(Dataset items)
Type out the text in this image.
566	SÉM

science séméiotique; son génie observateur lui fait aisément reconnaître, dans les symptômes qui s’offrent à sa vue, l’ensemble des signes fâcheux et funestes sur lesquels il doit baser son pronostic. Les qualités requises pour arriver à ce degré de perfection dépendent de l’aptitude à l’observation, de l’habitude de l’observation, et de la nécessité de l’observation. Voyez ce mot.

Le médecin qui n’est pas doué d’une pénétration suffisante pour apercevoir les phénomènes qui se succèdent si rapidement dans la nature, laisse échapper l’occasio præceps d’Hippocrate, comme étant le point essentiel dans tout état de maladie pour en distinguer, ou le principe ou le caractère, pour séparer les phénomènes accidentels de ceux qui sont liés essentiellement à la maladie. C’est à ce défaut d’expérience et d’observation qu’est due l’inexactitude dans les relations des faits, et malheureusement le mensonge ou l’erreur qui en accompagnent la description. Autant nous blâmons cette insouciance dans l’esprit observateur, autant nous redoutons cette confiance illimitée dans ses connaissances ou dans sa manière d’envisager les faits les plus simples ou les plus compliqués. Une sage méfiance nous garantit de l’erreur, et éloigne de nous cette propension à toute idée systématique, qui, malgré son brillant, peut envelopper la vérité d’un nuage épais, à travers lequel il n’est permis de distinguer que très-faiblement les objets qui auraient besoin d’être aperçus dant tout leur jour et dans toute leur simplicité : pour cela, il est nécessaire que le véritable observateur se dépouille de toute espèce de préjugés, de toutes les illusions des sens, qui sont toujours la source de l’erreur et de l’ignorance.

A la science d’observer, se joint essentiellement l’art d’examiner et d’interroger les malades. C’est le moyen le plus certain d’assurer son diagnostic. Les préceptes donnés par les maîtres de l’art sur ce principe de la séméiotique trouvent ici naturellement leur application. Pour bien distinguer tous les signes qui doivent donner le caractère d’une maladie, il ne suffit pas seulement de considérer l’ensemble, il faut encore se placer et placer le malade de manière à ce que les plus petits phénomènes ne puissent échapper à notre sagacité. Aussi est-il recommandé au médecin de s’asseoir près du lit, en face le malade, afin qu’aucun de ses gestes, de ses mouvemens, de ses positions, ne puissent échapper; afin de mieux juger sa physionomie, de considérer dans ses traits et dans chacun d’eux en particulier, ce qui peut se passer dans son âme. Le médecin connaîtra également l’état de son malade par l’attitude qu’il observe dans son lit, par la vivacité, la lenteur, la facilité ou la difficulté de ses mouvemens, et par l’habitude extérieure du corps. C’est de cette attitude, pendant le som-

Written instruction: Repeat all of the records above exactly as they appear.

Expected output:
Type out the text in this image.
566	SÉM

science séméiotique; son génie observateur lui fait aisément reconnaître, dans les symptômes qui s’offrent à sa vue, l’ensemble des signes fâcheux et funestes sur lesquels il doit baser son pronostic. Les qualités requises pour arriver à ce degré de perfection dépendent de l’aptitude à l’observation, de l’habitude de l’observation, et de la nécessité de l’observation. Voyez ce mot.

Le médecin qui n’est pas doué d’une pénétration suffisante pour apercevoir les phénomènes qui se succèdent si rapidement dans la nature, laisse échapper l’occasio præceps d’Hippocrate, comme étant le point essentiel dans tout état de maladie pour en distinguer, ou le principe ou le caractère, pour séparer les phénomènes accidentels de ceux qui sont liés essentiellement à la maladie. C’est à ce défaut d’expérience et d’observation qu’est due l’inexactitude dans les relations des faits, et malheureusement le mensonge ou l’erreur qui en accompagnent la description. Autant nous blâmons cette insouciance dans l’esprit observateur, autant nous redoutons cette confiance illimitée dans ses connaissances ou dans sa manière d’envisager les faits les plus simples ou les plus compliqués. Une sage méfiance nous garantit de l’erreur, et éloigne de nous cette propension à toute idée systématique, qui, malgré son brillant, peut envelopper la vérité d’un nuage épais, à travers lequel il n’est permis de distinguer que très-faiblement les objets qui auraient besoin d’être aperçus dant tout leur jour et dans toute leur simplicité : pour cela, il est nécessaire que le véritable observateur se dépouille de toute espèce de préjugés, de toutes les illusions des sens, qui sont toujours la source de l’erreur et de l’ignorance.

A la science d’observer, se joint essentiellement l’art d’examiner et d’interroger les malades. C’est le moyen le plus certain d’assurer son diagnostic. Les préceptes donnés par les maîtres de l’art sur ce principe de la séméiotique trouvent ici naturellement leur application. Pour bien distinguer tous les signes qui doivent donner le caractère d’une maladie, il ne suffit pas seulement de considérer l’ensemble, il faut encore se placer et placer le malade de manière à ce que les plus petits phénomènes ne puissent échapper à notre sagacité. Aussi est-il recommandé au médecin de s’asseoir près du lit, en face le malade, afin qu’aucun de ses gestes, de ses mouvemens, de ses positions, ne puissent échapper; afin de mieux juger sa physionomie, de considérer dans ses traits et dans chacun d’eux en particulier, ce qui peut se passer dans son âme. Le médecin connaîtra également l’état de son malade par l’attitude qu’il observe dans son lit, par la vivacité, la lenteur, la facilité ou la difficulté de ses mouvemens, et par l’habitude extérieure du corps. C’est de cette attitude, pendant le som-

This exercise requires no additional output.